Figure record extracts
* Begin *

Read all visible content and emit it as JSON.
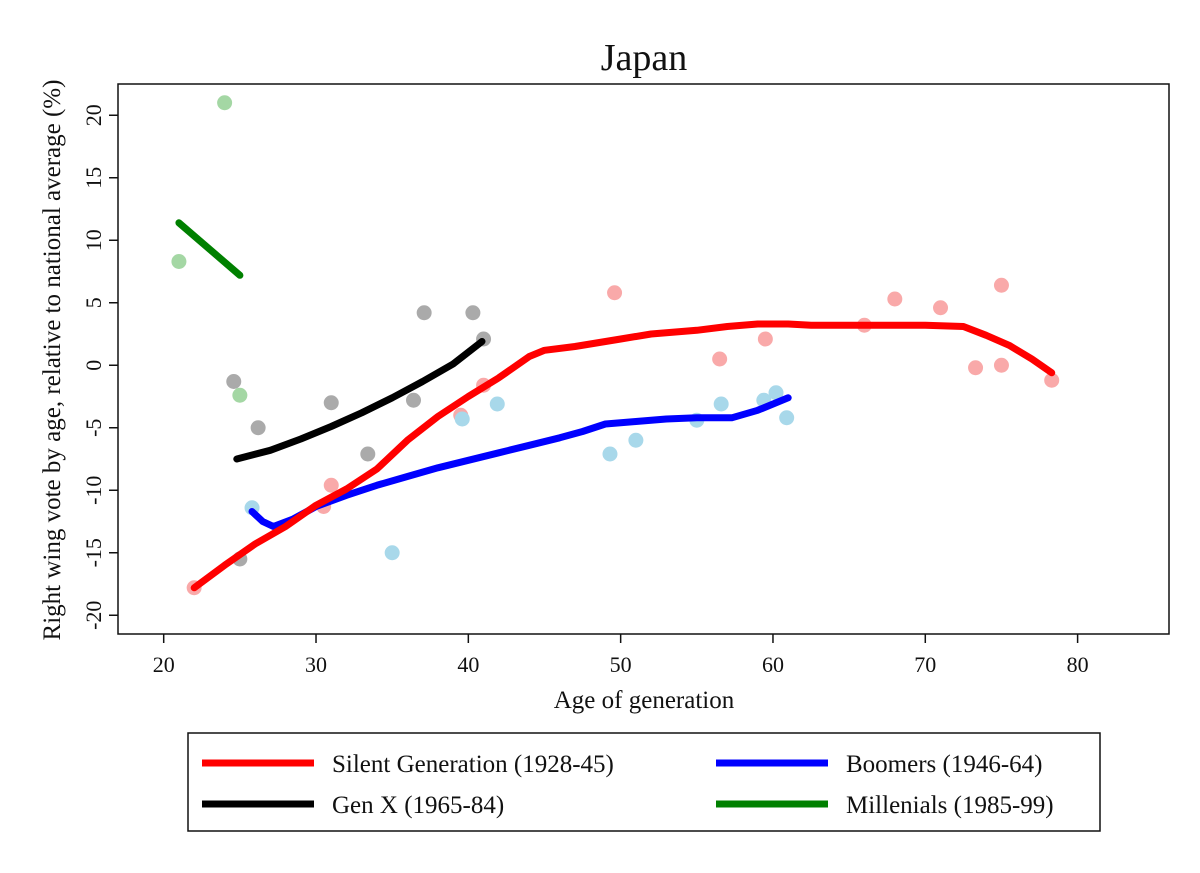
{
  "chart_data": {
    "type": "scatter",
    "title": "Japan",
    "xlabel": "Age of generation",
    "ylabel": "Right wing vote by age, relative to national average (%)",
    "xlim": [
      17,
      86
    ],
    "ylim": [
      -21.5,
      22.5
    ],
    "xticks": [
      20,
      30,
      40,
      50,
      60,
      70,
      80
    ],
    "yticks": [
      20,
      15,
      10,
      5,
      0,
      -5,
      -10,
      -15,
      -20
    ],
    "grid": false,
    "legend_position": "bottom",
    "series": [
      {
        "name": "Silent Generation (1928-45)",
        "color": "#ff0000",
        "point_color": "#f9a9a9",
        "points": [
          [
            22,
            -17.8
          ],
          [
            30.5,
            -11.3
          ],
          [
            31,
            -9.6
          ],
          [
            39.5,
            -4
          ],
          [
            41,
            -1.6
          ],
          [
            49.6,
            5.8
          ],
          [
            56.5,
            0.5
          ],
          [
            59.5,
            2.1
          ],
          [
            66,
            3.2
          ],
          [
            68,
            5.3
          ],
          [
            71,
            4.6
          ],
          [
            73.3,
            -0.2
          ],
          [
            75,
            6.4
          ],
          [
            75,
            0
          ],
          [
            78.3,
            -1.2
          ]
        ],
        "line": [
          [
            22,
            -17.8
          ],
          [
            24,
            -16
          ],
          [
            26,
            -14.3
          ],
          [
            28,
            -12.9
          ],
          [
            30,
            -11.2
          ],
          [
            32,
            -9.9
          ],
          [
            34,
            -8.3
          ],
          [
            36,
            -6
          ],
          [
            38,
            -4.1
          ],
          [
            40,
            -2.5
          ],
          [
            42,
            -1
          ],
          [
            44,
            0.7
          ],
          [
            45,
            1.2
          ],
          [
            47,
            1.5
          ],
          [
            50,
            2.1
          ],
          [
            52,
            2.5
          ],
          [
            55,
            2.8
          ],
          [
            57,
            3.1
          ],
          [
            59,
            3.3
          ],
          [
            61,
            3.3
          ],
          [
            62.5,
            3.2
          ],
          [
            65,
            3.2
          ],
          [
            68,
            3.2
          ],
          [
            70,
            3.2
          ],
          [
            72.5,
            3.1
          ],
          [
            74,
            2.4
          ],
          [
            75.5,
            1.6
          ],
          [
            77,
            0.5
          ],
          [
            78.3,
            -0.6
          ]
        ]
      },
      {
        "name": "Boomers (1946-64)",
        "color": "#0000ff",
        "point_color": "#a8d8ea",
        "points": [
          [
            25.8,
            -11.4
          ],
          [
            35,
            -15
          ],
          [
            39.6,
            -4.3
          ],
          [
            41.9,
            -3.1
          ],
          [
            49.3,
            -7.1
          ],
          [
            51,
            -6
          ],
          [
            55,
            -4.4
          ],
          [
            56.6,
            -3.1
          ],
          [
            59.4,
            -2.8
          ],
          [
            60.2,
            -2.2
          ],
          [
            60.9,
            -4.2
          ]
        ],
        "line": [
          [
            25.8,
            -11.7
          ],
          [
            26.5,
            -12.5
          ],
          [
            27.2,
            -12.9
          ],
          [
            28.5,
            -12.3
          ],
          [
            30,
            -11.3
          ],
          [
            32,
            -10.4
          ],
          [
            34,
            -9.6
          ],
          [
            36,
            -8.9
          ],
          [
            38,
            -8.2
          ],
          [
            40,
            -7.6
          ],
          [
            42,
            -7
          ],
          [
            44,
            -6.4
          ],
          [
            46,
            -5.8
          ],
          [
            47.5,
            -5.3
          ],
          [
            49,
            -4.7
          ],
          [
            51,
            -4.5
          ],
          [
            53,
            -4.3
          ],
          [
            55,
            -4.2
          ],
          [
            57.3,
            -4.2
          ],
          [
            59,
            -3.6
          ],
          [
            61,
            -2.6
          ]
        ]
      },
      {
        "name": "Gen X (1965-84)",
        "color": "#000000",
        "point_color": "#aaaaaa",
        "points": [
          [
            24.6,
            -1.3
          ],
          [
            25,
            -15.5
          ],
          [
            26.2,
            -5
          ],
          [
            31,
            -3
          ],
          [
            33.4,
            -7.1
          ],
          [
            36.4,
            -2.8
          ],
          [
            37.1,
            4.2
          ],
          [
            40.3,
            4.2
          ],
          [
            41,
            2.1
          ]
        ],
        "line": [
          [
            24.8,
            -7.5
          ],
          [
            27,
            -6.8
          ],
          [
            29,
            -5.9
          ],
          [
            31,
            -4.9
          ],
          [
            33,
            -3.8
          ],
          [
            35,
            -2.6
          ],
          [
            37,
            -1.3
          ],
          [
            39,
            0.1
          ],
          [
            40.9,
            1.9
          ]
        ]
      },
      {
        "name": "Millenials (1985-99)",
        "color": "#008000",
        "point_color": "#a4d7a4",
        "points": [
          [
            21,
            8.3
          ],
          [
            24,
            21
          ],
          [
            25,
            -2.4
          ]
        ],
        "line": [
          [
            21,
            11.4
          ],
          [
            25,
            7.2
          ]
        ]
      }
    ]
  }
}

* End *

What you should do. Going over the lines above, work out how many include "name", then give only that number.

Response to this exercise. 4